**Exercise materials**
--- Start ---
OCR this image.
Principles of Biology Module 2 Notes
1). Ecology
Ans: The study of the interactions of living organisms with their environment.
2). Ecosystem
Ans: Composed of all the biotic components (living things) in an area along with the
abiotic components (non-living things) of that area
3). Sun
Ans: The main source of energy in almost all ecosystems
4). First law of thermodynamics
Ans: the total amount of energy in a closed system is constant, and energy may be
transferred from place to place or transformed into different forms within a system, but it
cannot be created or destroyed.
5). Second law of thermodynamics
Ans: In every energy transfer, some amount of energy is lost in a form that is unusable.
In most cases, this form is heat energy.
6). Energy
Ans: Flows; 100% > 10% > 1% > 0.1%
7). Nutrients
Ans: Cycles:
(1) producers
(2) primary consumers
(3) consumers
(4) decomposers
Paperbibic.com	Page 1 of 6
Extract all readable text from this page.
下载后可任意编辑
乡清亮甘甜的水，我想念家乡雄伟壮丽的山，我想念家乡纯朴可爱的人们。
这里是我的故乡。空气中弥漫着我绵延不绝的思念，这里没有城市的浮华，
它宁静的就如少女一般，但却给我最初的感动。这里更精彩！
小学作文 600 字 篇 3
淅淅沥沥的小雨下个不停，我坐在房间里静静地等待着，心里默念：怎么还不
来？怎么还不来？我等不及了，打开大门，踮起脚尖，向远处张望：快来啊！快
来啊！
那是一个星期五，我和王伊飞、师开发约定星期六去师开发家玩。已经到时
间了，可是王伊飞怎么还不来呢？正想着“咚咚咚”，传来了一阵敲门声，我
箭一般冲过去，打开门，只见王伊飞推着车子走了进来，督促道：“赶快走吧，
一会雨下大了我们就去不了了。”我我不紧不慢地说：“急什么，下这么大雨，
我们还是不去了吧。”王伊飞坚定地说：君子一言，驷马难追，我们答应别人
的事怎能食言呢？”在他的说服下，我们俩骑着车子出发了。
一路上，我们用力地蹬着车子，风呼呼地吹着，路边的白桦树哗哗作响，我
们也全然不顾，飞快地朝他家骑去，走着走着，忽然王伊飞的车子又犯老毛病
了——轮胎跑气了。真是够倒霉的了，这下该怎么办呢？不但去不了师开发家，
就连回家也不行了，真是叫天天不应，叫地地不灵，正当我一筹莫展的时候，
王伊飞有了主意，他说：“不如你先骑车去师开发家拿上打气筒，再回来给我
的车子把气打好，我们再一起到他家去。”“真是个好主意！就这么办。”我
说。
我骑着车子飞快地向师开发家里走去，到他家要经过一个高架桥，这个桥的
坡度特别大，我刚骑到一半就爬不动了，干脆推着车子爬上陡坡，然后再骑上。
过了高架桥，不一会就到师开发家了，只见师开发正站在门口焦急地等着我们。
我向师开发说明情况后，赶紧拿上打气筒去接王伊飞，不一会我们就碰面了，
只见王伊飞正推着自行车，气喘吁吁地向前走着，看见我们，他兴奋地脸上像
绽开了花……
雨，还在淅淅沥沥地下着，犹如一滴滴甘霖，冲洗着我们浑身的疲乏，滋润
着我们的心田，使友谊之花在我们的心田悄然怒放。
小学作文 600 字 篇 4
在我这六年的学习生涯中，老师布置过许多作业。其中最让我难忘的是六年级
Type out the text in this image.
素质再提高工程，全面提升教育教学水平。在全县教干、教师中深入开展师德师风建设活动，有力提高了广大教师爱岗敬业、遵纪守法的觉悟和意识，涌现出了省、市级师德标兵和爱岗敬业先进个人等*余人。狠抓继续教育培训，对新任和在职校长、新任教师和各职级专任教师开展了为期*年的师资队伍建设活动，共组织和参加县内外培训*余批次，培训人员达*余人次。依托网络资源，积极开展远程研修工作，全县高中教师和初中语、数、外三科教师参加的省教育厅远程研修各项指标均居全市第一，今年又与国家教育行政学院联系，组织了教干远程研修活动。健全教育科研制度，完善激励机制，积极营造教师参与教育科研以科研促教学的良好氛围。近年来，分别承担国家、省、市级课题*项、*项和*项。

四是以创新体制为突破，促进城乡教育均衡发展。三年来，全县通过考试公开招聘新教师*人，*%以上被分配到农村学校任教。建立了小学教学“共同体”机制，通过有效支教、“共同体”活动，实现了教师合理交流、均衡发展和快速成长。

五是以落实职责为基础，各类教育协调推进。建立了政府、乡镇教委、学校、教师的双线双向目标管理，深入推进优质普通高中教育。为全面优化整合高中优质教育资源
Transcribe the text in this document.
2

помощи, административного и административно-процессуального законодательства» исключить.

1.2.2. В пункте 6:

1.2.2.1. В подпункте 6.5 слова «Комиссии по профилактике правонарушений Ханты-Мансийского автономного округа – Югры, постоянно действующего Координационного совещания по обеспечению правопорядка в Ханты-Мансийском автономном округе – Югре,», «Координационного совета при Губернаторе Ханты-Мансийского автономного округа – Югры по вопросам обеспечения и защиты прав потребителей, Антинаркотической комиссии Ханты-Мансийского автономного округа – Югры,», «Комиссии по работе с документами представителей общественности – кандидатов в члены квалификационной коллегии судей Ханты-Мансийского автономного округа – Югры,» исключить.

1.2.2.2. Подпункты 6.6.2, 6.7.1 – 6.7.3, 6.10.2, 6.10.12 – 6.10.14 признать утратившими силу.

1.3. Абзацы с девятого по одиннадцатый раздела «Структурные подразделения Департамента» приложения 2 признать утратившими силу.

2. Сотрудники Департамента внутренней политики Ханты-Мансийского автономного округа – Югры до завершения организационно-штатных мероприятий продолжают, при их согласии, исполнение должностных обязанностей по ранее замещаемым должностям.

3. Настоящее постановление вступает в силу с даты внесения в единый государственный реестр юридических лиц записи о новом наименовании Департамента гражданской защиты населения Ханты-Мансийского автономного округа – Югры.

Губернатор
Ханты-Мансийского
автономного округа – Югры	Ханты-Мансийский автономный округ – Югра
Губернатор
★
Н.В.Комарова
--- End ---
**Problem details**
Through the last line of the entries above, beginning at the line containing "Transcribe the text in this document.", transcribe each line exactly, both ends included and nothing more.

**The completed task**
Transcribe the text in this document.
2

помощи, административного и административно-процессуального законодательства» исключить.

1.2.2. В пункте 6:

1.2.2.1. В подпункте 6.5 слова «Комиссии по профилактике правонарушений Ханты-Мансийского автономного округа – Югры, постоянно действующего Координационного совещания по обеспечению правопорядка в Ханты-Мансийском автономном округе – Югре,», «Координационного совета при Губернаторе Ханты-Мансийского автономного округа – Югры по вопросам обеспечения и защиты прав потребителей, Антинаркотической комиссии Ханты-Мансийского автономного округа – Югры,», «Комиссии по работе с документами представителей общественности – кандидатов в члены квалификационной коллегии судей Ханты-Мансийского автономного округа – Югры,» исключить.

1.2.2.2. Подпункты 6.6.2, 6.7.1 – 6.7.3, 6.10.2, 6.10.12 – 6.10.14 признать утратившими силу.

1.3. Абзацы с девятого по одиннадцатый раздела «Структурные подразделения Департамента» приложения 2 признать утратившими силу.

2. Сотрудники Департамента внутренней политики Ханты-Мансийского автономного округа – Югры до завершения организационно-штатных мероприятий продолжают, при их согласии, исполнение должностных обязанностей по ранее замещаемым должностям.

3. Настоящее постановление вступает в силу с даты внесения в единый государственный реестр юридических лиц записи о новом наименовании Департамента гражданской защиты населения Ханты-Мансийского автономного округа – Югры.

Губернатор
Ханты-Мансийского
автономного округа – Югры	Ханты-Мансийский автономный округ – Югра
Губернатор
★
Н.В.Комарова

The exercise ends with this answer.